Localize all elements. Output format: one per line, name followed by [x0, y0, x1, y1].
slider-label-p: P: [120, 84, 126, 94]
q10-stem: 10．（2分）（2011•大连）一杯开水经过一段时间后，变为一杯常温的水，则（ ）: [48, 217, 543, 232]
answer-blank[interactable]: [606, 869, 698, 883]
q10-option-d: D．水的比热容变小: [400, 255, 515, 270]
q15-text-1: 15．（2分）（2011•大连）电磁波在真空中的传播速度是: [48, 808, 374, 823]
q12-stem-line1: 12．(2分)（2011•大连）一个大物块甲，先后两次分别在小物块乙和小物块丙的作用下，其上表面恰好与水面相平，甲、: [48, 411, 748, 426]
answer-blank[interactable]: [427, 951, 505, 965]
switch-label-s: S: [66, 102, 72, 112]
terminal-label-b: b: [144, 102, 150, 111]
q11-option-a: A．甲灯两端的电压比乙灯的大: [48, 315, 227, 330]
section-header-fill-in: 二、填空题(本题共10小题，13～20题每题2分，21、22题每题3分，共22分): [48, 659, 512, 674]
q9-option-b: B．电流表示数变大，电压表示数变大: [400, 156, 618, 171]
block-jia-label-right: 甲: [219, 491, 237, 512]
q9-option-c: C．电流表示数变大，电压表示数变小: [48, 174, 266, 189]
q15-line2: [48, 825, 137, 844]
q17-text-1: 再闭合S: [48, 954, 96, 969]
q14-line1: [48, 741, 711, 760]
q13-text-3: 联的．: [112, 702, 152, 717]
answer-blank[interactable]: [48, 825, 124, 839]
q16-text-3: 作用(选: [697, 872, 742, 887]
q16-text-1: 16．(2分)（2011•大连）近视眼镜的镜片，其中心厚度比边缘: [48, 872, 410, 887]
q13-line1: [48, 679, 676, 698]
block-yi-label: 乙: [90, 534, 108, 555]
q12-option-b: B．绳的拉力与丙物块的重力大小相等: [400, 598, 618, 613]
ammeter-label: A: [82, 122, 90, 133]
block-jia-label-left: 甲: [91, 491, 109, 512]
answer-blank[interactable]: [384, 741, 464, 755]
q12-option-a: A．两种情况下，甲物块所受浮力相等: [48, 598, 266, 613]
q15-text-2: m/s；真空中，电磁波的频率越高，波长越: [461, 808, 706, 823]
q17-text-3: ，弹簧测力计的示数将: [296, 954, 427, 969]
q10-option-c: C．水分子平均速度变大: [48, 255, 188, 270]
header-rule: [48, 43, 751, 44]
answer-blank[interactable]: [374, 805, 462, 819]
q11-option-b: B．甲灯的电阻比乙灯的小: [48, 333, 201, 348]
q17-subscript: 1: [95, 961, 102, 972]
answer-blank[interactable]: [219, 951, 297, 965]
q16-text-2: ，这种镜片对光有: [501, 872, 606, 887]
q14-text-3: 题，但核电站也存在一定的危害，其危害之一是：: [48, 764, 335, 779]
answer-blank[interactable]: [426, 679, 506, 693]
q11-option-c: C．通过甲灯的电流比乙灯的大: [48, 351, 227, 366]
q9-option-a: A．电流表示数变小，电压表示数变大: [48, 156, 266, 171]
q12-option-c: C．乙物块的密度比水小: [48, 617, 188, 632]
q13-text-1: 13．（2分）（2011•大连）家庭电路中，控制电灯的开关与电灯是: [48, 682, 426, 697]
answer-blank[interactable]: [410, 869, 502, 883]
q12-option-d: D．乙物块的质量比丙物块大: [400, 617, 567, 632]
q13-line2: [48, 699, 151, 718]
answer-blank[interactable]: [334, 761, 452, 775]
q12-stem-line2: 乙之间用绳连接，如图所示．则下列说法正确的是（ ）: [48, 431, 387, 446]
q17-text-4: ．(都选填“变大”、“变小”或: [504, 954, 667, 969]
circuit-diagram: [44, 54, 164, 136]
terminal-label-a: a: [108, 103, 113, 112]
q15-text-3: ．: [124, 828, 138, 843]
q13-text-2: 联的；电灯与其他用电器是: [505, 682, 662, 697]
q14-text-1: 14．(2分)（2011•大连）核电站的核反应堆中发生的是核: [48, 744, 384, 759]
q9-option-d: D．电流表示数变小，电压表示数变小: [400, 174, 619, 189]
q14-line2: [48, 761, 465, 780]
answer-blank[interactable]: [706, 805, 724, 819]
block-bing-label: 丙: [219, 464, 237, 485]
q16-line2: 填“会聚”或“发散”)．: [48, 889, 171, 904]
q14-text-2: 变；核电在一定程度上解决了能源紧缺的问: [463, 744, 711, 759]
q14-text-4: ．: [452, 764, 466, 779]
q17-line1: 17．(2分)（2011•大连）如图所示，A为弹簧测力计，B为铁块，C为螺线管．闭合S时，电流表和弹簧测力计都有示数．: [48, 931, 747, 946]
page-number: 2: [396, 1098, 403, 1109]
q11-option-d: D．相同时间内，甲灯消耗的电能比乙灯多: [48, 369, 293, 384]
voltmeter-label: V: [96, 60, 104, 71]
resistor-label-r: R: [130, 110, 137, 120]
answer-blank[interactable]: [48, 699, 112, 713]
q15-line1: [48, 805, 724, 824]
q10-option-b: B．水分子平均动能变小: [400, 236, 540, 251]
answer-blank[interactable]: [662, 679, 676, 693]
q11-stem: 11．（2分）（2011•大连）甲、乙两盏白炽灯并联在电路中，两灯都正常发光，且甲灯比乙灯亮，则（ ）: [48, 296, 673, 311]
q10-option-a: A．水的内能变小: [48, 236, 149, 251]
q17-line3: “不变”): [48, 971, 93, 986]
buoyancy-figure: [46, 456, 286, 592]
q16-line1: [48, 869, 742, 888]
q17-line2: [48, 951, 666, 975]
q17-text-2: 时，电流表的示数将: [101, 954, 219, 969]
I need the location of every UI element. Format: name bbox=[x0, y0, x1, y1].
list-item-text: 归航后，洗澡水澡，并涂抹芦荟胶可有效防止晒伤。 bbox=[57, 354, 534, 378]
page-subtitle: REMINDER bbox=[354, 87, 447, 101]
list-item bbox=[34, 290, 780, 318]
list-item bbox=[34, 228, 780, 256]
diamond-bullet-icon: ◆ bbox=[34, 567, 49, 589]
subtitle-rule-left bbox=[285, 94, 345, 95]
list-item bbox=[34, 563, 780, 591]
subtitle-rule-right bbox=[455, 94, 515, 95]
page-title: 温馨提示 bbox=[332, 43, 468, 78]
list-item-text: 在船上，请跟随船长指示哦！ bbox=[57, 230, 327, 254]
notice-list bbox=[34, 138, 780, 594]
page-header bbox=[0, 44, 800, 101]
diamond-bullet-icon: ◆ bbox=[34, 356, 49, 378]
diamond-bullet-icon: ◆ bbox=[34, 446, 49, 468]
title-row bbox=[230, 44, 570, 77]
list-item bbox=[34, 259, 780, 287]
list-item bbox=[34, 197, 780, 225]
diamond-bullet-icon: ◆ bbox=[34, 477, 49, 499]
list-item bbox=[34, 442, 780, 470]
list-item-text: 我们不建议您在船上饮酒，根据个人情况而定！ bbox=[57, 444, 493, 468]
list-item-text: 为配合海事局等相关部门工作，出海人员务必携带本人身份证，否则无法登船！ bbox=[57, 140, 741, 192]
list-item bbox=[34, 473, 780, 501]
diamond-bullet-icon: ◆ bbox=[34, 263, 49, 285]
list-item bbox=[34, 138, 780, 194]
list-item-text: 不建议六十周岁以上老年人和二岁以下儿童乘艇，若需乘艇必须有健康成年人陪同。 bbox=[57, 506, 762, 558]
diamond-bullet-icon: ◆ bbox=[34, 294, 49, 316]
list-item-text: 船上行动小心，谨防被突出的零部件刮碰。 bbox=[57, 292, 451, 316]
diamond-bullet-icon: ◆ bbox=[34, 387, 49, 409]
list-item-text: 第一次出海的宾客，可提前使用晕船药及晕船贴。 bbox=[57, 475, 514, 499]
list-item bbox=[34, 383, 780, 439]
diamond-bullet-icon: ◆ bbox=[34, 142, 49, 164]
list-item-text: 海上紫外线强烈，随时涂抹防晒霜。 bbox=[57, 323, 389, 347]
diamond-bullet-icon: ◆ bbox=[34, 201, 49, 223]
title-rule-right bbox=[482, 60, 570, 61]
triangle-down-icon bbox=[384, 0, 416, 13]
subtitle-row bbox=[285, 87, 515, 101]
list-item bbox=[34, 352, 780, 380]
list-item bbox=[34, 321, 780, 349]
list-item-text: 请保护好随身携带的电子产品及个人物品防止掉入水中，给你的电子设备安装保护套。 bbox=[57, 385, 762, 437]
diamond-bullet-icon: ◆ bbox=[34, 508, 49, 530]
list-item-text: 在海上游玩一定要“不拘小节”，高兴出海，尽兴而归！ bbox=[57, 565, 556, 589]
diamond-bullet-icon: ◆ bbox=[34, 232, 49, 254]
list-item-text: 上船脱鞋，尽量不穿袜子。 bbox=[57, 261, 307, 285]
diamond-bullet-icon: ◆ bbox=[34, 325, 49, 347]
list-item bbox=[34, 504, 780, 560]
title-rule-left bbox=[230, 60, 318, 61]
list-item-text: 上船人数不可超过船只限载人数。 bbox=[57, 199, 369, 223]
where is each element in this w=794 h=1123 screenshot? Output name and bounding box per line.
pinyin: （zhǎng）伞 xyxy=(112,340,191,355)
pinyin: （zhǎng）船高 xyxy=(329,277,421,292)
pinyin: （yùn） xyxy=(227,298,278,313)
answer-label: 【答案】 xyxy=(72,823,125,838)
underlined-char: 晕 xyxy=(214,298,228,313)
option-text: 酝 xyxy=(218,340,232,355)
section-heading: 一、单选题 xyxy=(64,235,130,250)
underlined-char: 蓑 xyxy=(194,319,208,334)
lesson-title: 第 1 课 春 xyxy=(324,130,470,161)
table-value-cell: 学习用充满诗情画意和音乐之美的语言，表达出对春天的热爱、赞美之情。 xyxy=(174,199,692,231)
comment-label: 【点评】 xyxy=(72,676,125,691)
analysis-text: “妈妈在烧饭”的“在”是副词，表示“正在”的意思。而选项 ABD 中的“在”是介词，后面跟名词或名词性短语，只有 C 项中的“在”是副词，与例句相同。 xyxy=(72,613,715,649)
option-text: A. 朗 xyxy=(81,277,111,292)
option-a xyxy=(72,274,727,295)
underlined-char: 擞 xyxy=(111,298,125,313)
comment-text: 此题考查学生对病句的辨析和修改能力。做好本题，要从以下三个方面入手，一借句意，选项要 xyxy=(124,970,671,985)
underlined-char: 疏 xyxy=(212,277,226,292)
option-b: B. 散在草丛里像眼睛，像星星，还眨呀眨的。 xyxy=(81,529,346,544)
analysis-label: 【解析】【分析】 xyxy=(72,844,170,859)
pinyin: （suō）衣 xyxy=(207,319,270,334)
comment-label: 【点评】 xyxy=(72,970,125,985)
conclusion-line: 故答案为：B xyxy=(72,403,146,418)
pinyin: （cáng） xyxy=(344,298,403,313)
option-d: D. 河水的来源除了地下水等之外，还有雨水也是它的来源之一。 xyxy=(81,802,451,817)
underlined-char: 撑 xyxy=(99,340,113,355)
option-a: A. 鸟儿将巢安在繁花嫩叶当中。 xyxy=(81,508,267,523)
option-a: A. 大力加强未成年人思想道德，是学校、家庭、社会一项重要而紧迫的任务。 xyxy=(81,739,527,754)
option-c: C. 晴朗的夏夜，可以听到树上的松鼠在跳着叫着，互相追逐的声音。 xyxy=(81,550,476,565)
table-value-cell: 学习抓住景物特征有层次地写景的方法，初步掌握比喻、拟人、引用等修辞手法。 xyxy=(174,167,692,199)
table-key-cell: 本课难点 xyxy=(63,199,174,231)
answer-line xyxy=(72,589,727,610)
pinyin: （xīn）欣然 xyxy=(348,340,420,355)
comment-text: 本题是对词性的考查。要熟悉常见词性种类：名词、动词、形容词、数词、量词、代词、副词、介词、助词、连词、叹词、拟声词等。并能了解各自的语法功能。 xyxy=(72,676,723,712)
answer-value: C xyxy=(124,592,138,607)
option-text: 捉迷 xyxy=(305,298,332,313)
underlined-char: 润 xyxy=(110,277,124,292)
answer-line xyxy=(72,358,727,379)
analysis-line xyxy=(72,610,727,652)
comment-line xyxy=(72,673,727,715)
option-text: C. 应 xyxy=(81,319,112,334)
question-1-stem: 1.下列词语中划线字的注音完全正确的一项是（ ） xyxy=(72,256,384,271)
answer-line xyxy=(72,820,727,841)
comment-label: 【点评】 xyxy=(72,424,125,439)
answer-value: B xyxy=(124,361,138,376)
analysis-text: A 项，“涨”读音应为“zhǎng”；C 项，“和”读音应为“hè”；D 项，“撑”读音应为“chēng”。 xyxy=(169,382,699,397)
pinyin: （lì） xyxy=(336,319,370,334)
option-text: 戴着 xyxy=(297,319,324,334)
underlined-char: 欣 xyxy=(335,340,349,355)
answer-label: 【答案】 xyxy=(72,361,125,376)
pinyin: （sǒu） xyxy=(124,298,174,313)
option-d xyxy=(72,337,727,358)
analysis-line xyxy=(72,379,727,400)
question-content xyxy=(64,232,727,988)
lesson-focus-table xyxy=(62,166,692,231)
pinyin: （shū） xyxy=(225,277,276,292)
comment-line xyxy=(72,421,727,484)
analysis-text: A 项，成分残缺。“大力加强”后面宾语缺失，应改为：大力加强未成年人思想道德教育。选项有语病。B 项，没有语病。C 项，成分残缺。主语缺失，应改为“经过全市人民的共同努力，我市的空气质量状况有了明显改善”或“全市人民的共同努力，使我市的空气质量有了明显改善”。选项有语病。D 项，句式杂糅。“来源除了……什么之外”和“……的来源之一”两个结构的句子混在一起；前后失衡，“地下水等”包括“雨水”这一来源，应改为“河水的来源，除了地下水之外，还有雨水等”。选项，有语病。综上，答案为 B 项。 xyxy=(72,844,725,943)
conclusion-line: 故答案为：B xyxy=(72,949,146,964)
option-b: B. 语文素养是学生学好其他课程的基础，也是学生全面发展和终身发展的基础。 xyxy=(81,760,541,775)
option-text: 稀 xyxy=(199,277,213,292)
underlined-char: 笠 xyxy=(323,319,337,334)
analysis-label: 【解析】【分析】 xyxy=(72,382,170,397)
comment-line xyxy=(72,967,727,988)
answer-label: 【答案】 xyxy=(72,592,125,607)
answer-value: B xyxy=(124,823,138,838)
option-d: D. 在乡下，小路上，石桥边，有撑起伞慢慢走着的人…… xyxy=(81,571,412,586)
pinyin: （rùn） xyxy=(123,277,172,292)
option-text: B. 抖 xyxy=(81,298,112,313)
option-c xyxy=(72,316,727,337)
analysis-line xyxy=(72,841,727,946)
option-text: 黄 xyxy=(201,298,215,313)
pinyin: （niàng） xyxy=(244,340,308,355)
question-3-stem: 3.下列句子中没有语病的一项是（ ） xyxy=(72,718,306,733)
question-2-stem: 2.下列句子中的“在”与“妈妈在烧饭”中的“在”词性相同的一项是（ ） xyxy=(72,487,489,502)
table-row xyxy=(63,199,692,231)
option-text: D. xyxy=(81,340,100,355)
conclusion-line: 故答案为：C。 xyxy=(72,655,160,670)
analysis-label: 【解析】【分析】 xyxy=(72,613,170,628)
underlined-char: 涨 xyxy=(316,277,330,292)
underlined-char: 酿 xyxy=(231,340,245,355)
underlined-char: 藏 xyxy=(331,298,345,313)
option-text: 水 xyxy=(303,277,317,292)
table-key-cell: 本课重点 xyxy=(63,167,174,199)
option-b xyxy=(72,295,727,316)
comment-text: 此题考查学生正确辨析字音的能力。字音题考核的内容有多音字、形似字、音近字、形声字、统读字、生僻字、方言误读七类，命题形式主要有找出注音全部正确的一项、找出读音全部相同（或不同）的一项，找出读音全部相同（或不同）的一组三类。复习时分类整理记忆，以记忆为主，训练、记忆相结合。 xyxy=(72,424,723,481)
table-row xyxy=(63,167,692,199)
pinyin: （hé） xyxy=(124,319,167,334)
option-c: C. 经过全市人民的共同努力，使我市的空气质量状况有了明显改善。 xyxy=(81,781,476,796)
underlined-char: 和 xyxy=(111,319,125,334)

# To do
Copy the items above word for word, from the first line through the line that contains "answer-blank[interactable]: [606, 869, 698, 883]", including that line.

# Written reply
Localize all elements. Output format: one per line, name followed by [x0, y0, x1, y1].
slider-label-p: P: [120, 84, 126, 94]
q10-stem: 10．（2分）（2011•大连）一杯开水经过一段时间后，变为一杯常温的水，则（ ）: [48, 217, 543, 232]
answer-blank[interactable]: [606, 869, 698, 883]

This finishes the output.